Work to do —
Reproduce all the material exactly, minus any pictures it holds.

(Dataset items)
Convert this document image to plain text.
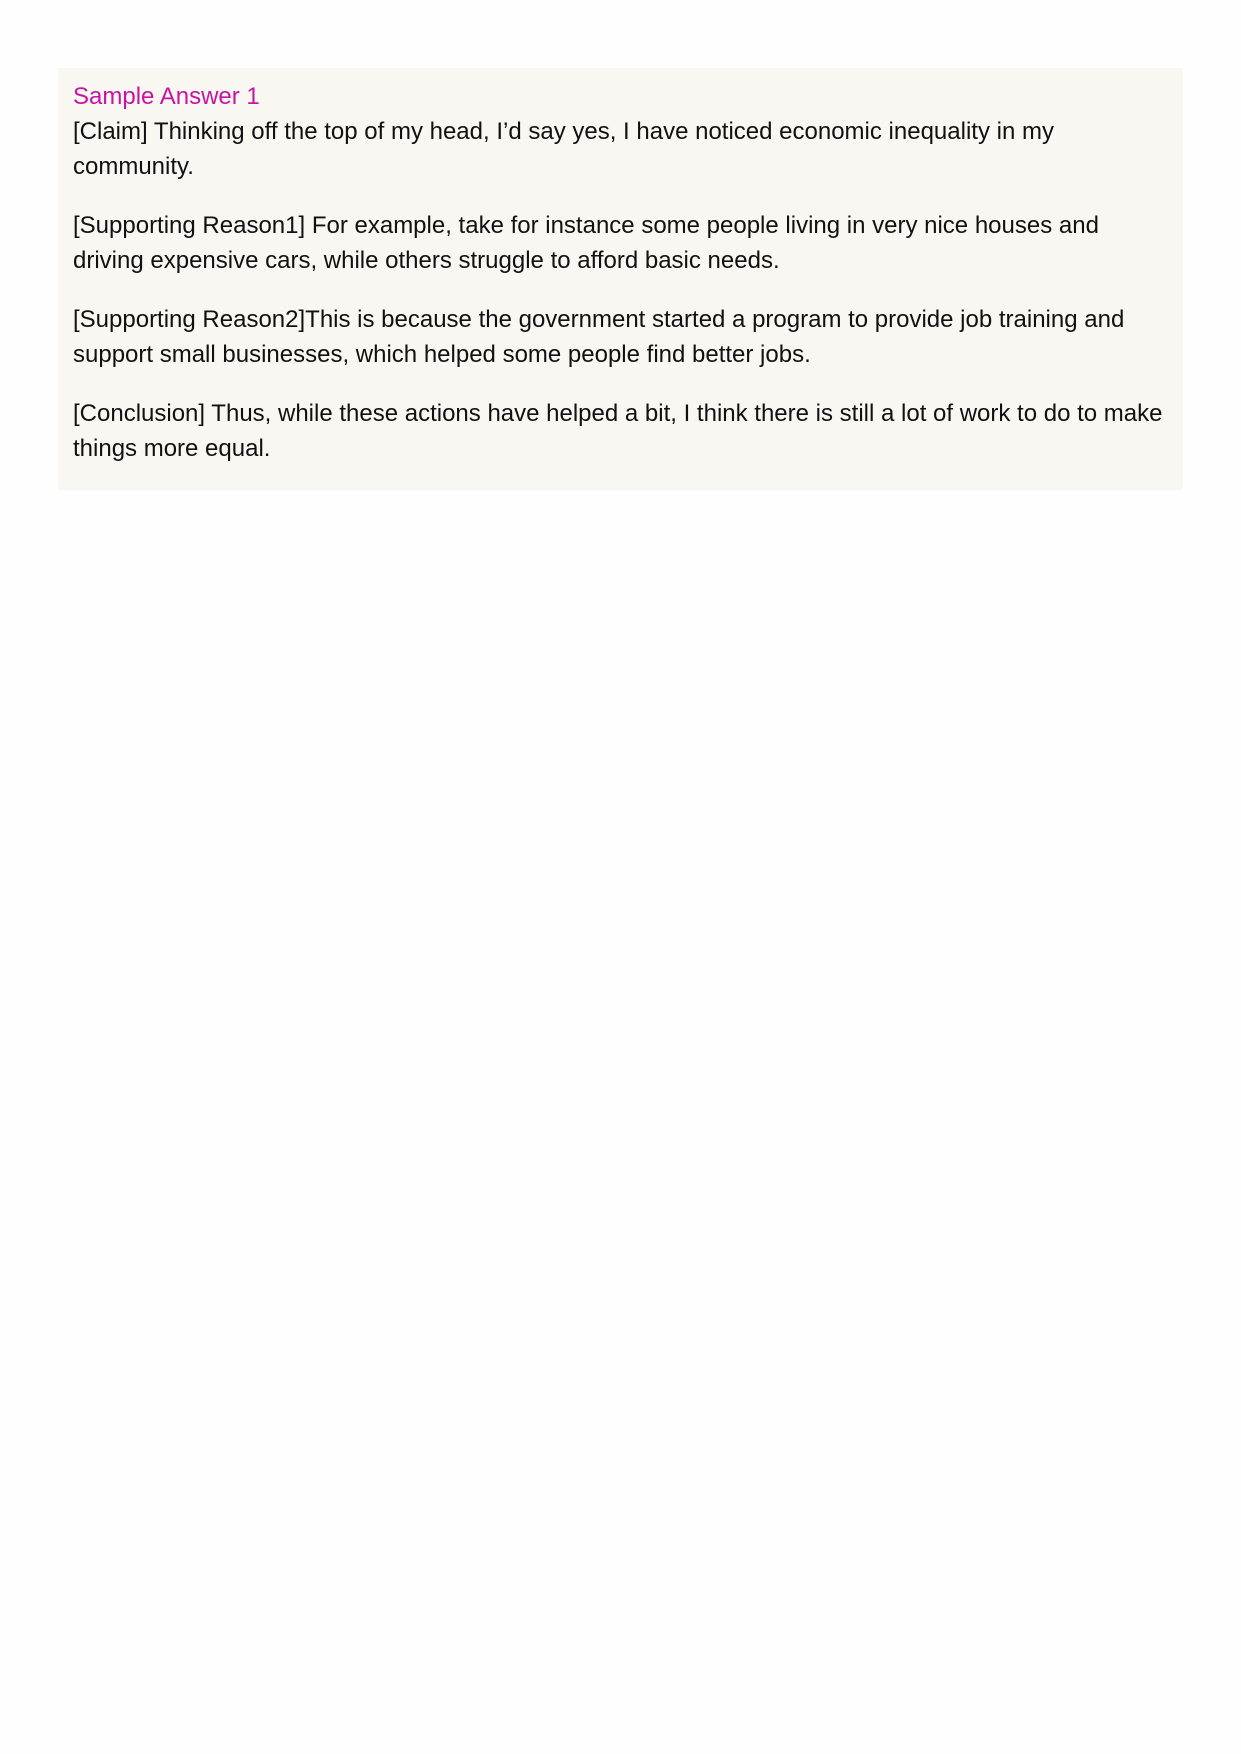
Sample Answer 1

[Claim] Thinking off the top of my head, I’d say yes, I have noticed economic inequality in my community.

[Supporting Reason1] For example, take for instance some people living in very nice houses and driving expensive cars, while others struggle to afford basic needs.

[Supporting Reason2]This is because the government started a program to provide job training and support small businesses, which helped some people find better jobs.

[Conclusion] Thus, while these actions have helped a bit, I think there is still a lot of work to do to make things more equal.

Answer for the task —
Convert this document image to plain text.
Sample Answer 1

[Claim] Thinking off the top of my head, I’d say yes, I have noticed economic inequality in my community.

[Supporting Reason1] For example, take for instance some people living in very nice houses and driving expensive cars, while others struggle to afford basic needs.

[Supporting Reason2]This is because the government started a program to provide job training and support small businesses, which helped some people find better jobs.

[Conclusion] Thus, while these actions have helped a bit, I think there is still a lot of work to do to make things more equal.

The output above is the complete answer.